• LISTING:

============

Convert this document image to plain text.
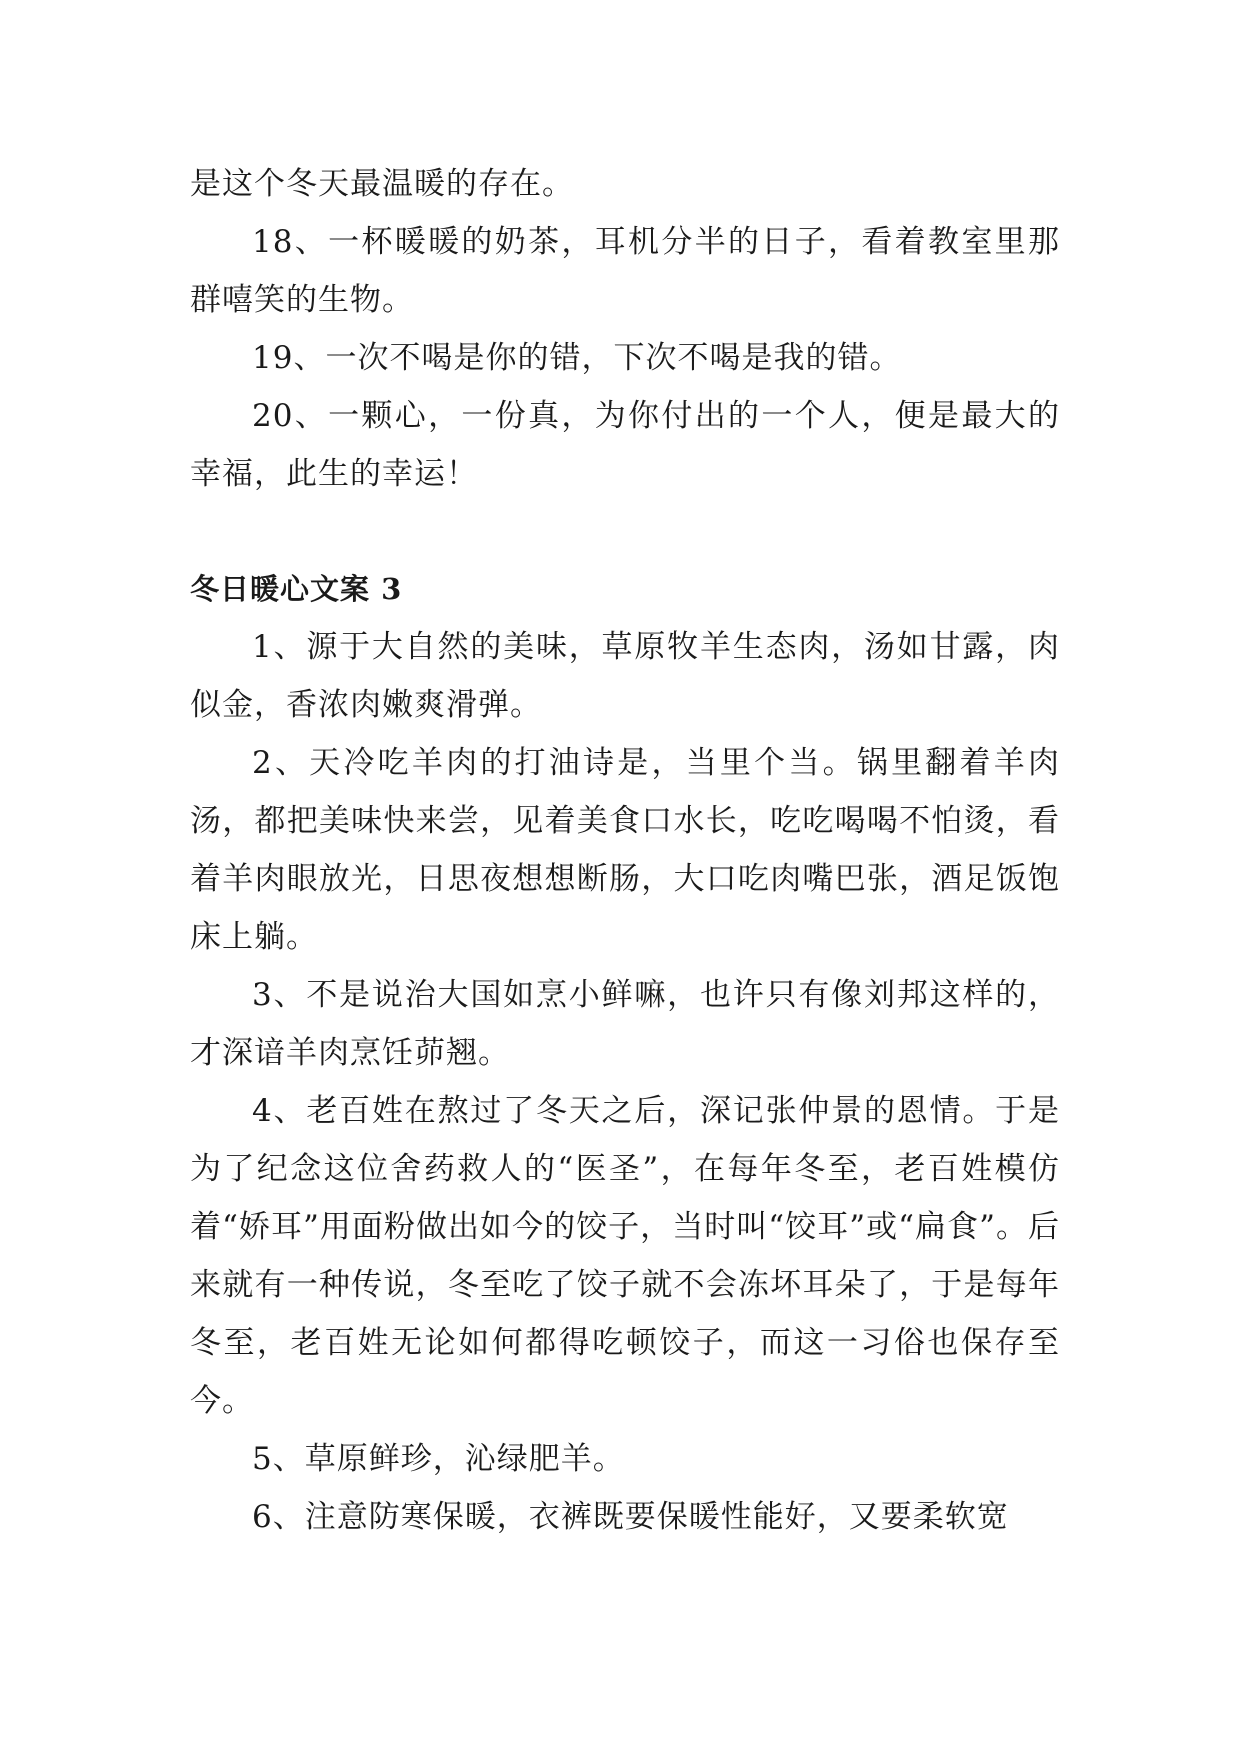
是这个冬天最温暖的存在。

18、一杯暖暖的奶茶，耳机分半的日子，看着教室里那群嘻笑的生物。

19、一次不喝是你的错，下次不喝是我的错。

20、一颗心，一份真，为你付出的一个人，便是最大的幸福，此生的幸运！

冬日暖心文案 3

1、源于大自然的美味，草原牧羊生态肉，汤如甘露，肉似金，香浓肉嫩爽滑弹。

2、天冷吃羊肉的打油诗是，当里个当。锅里翻着羊肉汤，都把美味快来尝，见着美食口水长，吃吃喝喝不怕烫，看着羊肉眼放光，日思夜想想断肠，大口吃肉嘴巴张，酒足饭饱床上躺。

3、不是说治大国如烹小鲜嘛，也许只有像刘邦这样的，才深谙羊肉烹饪茆翘。

4、老百姓在熬过了冬天之后，深记张仲景的恩情。于是为了纪念这位舍药救人的“医圣”，在每年冬至，老百姓模仿着“娇耳”用面粉做出如今的饺子，当时叫“饺耳”或“扁食”。后来就有一种传说，冬至吃了饺子就不会冻坏耳朵了，于是每年冬至，老百姓无论如何都得吃顿饺子，而这一习俗也保存至今。

5、草原鲜珍，沁绿肥羊。

6、注意防寒保暖，衣裤既要保暖性能好，又要柔软宽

============

• TASK DIRECTIONS: Reproduce the entries above word for word. Pictures stay out.

• COMPLETE ANSWER:
Convert this document image to plain text.
是这个冬天最温暖的存在。

18、一杯暖暖的奶茶，耳机分半的日子，看着教室里那群嘻笑的生物。

19、一次不喝是你的错，下次不喝是我的错。

20、一颗心，一份真，为你付出的一个人，便是最大的幸福，此生的幸运！

冬日暖心文案 3

1、源于大自然的美味，草原牧羊生态肉，汤如甘露，肉似金，香浓肉嫩爽滑弹。

2、天冷吃羊肉的打油诗是，当里个当。锅里翻着羊肉汤，都把美味快来尝，见着美食口水长，吃吃喝喝不怕烫，看着羊肉眼放光，日思夜想想断肠，大口吃肉嘴巴张，酒足饭饱床上躺。

3、不是说治大国如烹小鲜嘛，也许只有像刘邦这样的，才深谙羊肉烹饪茆翘。

4、老百姓在熬过了冬天之后，深记张仲景的恩情。于是为了纪念这位舍药救人的“医圣”，在每年冬至，老百姓模仿着“娇耳”用面粉做出如今的饺子，当时叫“饺耳”或“扁食”。后来就有一种传说，冬至吃了饺子就不会冻坏耳朵了，于是每年冬至，老百姓无论如何都得吃顿饺子，而这一习俗也保存至今。

5、草原鲜珍，沁绿肥羊。

6、注意防寒保暖，衣裤既要保暖性能好，又要柔软宽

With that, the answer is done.